(Data records)

▼

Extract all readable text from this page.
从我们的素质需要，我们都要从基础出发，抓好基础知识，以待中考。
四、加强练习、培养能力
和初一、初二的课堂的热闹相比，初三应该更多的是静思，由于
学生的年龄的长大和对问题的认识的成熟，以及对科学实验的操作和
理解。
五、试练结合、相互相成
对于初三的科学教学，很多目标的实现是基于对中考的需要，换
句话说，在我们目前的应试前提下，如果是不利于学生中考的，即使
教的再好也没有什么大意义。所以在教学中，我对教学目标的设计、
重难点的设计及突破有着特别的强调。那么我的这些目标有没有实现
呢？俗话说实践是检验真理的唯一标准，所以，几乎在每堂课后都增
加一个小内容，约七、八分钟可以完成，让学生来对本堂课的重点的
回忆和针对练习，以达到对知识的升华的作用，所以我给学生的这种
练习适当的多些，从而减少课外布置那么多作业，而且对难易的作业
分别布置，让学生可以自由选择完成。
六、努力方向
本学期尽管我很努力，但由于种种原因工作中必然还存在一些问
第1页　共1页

▲

- [WRITTEN REQUEST]: Your task is to repeat every line exactly.

- [THE COMPLETED TASK]:
Extract all readable text from this page.
从我们的素质需要，我们都要从基础出发，抓好基础知识，以待中考。
四、加强练习、培养能力
和初一、初二的课堂的热闹相比，初三应该更多的是静思，由于
学生的年龄的长大和对问题的认识的成熟，以及对科学实验的操作和
理解。
五、试练结合、相互相成
对于初三的科学教学，很多目标的实现是基于对中考的需要，换
句话说，在我们目前的应试前提下，如果是不利于学生中考的，即使
教的再好也没有什么大意义。所以在教学中，我对教学目标的设计、
重难点的设计及突破有着特别的强调。那么我的这些目标有没有实现
呢？俗话说实践是检验真理的唯一标准，所以，几乎在每堂课后都增
加一个小内容，约七、八分钟可以完成，让学生来对本堂课的重点的
回忆和针对练习，以达到对知识的升华的作用，所以我给学生的这种
练习适当的多些，从而减少课外布置那么多作业，而且对难易的作业
分别布置，让学生可以自由选择完成。
六、努力方向
本学期尽管我很努力，但由于种种原因工作中必然还存在一些问
第1页　共1页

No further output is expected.